TASK INSTRUCTIONS:
Return the entries word for word, from the very first line through the line containing "list UI elements", with both of those lines included.

Annotated element entries:
---*---

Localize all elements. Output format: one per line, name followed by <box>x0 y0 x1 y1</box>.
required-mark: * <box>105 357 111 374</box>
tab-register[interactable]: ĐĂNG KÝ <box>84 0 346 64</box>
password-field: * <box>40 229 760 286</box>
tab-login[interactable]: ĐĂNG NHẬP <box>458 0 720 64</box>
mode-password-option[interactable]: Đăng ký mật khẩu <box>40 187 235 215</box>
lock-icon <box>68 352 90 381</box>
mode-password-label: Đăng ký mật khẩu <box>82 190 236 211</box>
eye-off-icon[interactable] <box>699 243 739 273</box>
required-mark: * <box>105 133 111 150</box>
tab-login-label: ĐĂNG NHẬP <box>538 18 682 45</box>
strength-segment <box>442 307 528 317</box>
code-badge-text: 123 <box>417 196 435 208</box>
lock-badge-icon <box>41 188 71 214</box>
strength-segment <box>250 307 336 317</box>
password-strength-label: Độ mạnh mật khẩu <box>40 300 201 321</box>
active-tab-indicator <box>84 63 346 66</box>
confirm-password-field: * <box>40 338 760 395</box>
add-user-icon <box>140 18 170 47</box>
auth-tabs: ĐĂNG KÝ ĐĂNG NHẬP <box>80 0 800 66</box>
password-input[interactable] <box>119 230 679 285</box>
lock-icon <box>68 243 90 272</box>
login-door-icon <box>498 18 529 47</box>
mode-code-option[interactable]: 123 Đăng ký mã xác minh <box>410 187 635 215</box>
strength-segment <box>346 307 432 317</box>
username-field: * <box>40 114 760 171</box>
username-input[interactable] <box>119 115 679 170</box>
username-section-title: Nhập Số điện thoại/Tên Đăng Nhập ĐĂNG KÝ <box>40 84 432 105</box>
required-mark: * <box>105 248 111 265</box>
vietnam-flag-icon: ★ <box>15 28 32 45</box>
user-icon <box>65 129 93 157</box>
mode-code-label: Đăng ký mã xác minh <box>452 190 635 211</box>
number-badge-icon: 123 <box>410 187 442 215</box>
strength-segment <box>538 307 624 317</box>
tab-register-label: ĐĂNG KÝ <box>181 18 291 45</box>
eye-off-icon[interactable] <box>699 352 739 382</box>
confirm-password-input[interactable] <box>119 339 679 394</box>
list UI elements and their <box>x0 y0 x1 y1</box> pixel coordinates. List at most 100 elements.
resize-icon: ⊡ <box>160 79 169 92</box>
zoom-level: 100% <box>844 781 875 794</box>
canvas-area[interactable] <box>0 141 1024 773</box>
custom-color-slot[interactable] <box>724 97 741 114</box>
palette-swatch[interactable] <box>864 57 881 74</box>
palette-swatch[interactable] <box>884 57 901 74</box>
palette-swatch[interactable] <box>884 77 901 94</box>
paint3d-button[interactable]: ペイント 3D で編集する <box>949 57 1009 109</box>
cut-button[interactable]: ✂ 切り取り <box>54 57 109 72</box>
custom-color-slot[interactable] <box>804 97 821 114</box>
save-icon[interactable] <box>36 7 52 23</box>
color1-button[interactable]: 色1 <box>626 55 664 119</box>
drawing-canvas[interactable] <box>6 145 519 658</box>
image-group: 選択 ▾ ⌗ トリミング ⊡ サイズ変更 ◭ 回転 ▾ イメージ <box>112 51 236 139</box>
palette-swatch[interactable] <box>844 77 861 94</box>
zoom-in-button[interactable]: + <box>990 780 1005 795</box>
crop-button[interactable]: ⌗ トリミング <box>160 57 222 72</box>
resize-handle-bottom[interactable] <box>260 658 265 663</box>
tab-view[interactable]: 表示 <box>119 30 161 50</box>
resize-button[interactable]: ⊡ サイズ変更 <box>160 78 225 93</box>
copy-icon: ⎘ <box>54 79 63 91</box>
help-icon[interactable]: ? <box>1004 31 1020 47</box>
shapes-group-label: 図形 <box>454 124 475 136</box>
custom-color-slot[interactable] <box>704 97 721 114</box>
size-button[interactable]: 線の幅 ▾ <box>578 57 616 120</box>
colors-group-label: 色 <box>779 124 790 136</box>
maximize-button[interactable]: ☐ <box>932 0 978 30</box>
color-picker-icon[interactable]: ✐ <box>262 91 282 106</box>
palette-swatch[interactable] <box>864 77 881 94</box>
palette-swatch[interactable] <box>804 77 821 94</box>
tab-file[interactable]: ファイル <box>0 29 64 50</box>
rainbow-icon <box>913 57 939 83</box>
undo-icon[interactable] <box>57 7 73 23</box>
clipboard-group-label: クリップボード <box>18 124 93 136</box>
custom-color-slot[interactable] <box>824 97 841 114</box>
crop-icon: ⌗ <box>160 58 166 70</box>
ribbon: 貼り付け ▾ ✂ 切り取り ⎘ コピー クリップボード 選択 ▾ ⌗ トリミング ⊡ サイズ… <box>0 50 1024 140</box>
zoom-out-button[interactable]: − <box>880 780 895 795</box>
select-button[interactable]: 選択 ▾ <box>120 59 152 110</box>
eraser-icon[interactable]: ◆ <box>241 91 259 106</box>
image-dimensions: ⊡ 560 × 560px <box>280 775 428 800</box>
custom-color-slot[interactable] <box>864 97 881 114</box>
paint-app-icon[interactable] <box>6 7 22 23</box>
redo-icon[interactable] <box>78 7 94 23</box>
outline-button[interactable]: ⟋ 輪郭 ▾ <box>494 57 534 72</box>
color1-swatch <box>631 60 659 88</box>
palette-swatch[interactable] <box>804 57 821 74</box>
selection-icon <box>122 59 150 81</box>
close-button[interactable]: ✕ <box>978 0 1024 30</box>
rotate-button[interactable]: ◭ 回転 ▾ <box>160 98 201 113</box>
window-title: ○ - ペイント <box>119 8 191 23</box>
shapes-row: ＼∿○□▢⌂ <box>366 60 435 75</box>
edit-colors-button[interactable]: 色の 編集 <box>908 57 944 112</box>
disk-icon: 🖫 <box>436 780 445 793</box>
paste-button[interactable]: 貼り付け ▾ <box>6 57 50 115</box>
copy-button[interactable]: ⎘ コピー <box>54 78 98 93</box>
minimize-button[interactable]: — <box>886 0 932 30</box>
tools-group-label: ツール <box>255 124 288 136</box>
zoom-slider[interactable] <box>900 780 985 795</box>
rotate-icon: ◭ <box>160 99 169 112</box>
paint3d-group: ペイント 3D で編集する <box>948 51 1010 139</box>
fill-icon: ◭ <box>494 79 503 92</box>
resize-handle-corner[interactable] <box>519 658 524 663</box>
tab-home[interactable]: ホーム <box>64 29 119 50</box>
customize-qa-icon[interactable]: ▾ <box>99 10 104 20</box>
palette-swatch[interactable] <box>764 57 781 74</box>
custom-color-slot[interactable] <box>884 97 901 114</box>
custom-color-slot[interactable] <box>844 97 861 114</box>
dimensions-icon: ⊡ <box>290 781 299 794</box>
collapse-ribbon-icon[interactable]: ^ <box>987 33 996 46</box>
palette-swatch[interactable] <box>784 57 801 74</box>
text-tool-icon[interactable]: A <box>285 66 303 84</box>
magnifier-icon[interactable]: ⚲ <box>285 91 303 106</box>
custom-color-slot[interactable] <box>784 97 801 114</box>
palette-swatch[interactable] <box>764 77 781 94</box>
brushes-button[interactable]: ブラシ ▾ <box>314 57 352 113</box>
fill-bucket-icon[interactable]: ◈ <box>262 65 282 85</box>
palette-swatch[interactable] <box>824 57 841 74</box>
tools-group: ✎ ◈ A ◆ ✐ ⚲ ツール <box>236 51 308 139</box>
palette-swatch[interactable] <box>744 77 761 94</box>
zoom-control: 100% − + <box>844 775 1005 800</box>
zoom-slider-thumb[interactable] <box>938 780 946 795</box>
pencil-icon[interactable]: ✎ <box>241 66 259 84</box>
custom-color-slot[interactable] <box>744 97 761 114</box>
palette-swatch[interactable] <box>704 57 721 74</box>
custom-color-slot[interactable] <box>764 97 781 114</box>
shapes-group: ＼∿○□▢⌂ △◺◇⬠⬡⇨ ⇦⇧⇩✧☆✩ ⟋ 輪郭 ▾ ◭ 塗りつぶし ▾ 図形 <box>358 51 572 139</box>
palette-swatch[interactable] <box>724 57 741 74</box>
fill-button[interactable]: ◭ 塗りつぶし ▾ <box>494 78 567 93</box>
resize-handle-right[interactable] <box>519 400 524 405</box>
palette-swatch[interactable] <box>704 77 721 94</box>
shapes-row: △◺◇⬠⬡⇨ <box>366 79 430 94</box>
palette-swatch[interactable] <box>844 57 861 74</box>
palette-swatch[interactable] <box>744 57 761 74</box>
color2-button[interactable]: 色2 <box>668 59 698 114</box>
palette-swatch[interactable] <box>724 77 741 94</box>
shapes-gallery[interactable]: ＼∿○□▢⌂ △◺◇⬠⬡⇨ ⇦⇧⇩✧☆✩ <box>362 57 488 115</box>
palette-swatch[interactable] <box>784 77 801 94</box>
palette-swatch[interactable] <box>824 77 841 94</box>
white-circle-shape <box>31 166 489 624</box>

---*---

COMPLETED EXERCISE:
Localize all elements. Output format: one per line, name followed by <box>x0 y0 x1 y1</box>.
required-mark: * <box>105 357 111 374</box>
tab-register[interactable]: ĐĂNG KÝ <box>84 0 346 64</box>
password-field: * <box>40 229 760 286</box>
tab-login[interactable]: ĐĂNG NHẬP <box>458 0 720 64</box>
mode-password-option[interactable]: Đăng ký mật khẩu <box>40 187 235 215</box>
lock-icon <box>68 352 90 381</box>
mode-password-label: Đăng ký mật khẩu <box>82 190 236 211</box>
eye-off-icon[interactable] <box>699 243 739 273</box>
required-mark: * <box>105 133 111 150</box>
tab-login-label: ĐĂNG NHẬP <box>538 18 682 45</box>
strength-segment <box>442 307 528 317</box>
code-badge-text: 123 <box>417 196 435 208</box>
lock-badge-icon <box>41 188 71 214</box>
strength-segment <box>250 307 336 317</box>
password-strength-label: Độ mạnh mật khẩu <box>40 300 201 321</box>
active-tab-indicator <box>84 63 346 66</box>
confirm-password-field: * <box>40 338 760 395</box>
add-user-icon <box>140 18 170 47</box>
auth-tabs: ĐĂNG KÝ ĐĂNG NHẬP <box>80 0 800 66</box>
password-input[interactable] <box>119 230 679 285</box>
lock-icon <box>68 243 90 272</box>
login-door-icon <box>498 18 529 47</box>
mode-code-option[interactable]: 123 Đăng ký mã xác minh <box>410 187 635 215</box>
strength-segment <box>346 307 432 317</box>
username-field: * <box>40 114 760 171</box>
username-input[interactable] <box>119 115 679 170</box>
username-section-title: Nhập Số điện thoại/Tên Đăng Nhập ĐĂNG KÝ <box>40 84 432 105</box>
required-mark: * <box>105 248 111 265</box>
vietnam-flag-icon: ★ <box>15 28 32 45</box>
user-icon <box>65 129 93 157</box>
mode-code-label: Đăng ký mã xác minh <box>452 190 635 211</box>
number-badge-icon: 123 <box>410 187 442 215</box>
strength-segment <box>538 307 624 317</box>
tab-register-label: ĐĂNG KÝ <box>181 18 291 45</box>
eye-off-icon[interactable] <box>699 352 739 382</box>
confirm-password-input[interactable] <box>119 339 679 394</box>
list UI elements and their <box>x0 y0 x1 y1</box> pixel coordinates. List at most 100 elements.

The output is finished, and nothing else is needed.